Problem statement: Every line that contains the word "Korean" should be copied.

[Raw records]
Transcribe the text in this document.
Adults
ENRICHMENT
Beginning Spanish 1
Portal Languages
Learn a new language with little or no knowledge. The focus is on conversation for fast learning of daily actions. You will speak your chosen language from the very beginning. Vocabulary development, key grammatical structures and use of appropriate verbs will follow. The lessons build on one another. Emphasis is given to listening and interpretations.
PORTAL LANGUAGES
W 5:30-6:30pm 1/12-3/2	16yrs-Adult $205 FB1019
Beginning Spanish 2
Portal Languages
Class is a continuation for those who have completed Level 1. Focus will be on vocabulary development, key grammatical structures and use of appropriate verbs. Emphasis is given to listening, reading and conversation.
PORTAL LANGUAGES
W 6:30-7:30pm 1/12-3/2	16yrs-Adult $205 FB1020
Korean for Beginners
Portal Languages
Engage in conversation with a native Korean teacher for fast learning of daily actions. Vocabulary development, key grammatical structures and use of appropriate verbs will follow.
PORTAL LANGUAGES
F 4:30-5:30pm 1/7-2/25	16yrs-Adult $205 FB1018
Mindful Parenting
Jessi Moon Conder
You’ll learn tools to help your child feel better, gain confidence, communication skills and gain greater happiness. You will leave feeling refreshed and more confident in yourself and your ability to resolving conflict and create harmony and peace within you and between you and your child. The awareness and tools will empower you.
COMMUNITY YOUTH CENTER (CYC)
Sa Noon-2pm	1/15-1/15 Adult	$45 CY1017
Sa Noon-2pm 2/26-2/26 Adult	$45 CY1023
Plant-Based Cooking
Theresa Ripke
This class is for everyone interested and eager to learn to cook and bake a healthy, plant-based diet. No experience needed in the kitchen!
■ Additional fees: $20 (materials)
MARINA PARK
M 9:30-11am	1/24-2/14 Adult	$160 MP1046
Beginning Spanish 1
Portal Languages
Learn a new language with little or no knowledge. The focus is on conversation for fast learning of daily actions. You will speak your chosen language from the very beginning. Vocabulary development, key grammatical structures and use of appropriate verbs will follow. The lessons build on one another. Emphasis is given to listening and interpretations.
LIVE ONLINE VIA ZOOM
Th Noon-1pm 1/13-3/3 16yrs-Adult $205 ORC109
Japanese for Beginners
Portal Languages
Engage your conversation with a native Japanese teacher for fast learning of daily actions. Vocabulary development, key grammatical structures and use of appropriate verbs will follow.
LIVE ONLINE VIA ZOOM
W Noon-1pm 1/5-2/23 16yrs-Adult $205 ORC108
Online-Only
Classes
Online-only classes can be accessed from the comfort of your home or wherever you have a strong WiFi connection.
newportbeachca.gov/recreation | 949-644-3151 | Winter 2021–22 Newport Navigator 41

The result:
Korean for Beginners
Engage in conversation with a native Korean teacher for fast learning of daily actions. Vocabulary development, key grammatical structures and use of appropriate verbs will follow.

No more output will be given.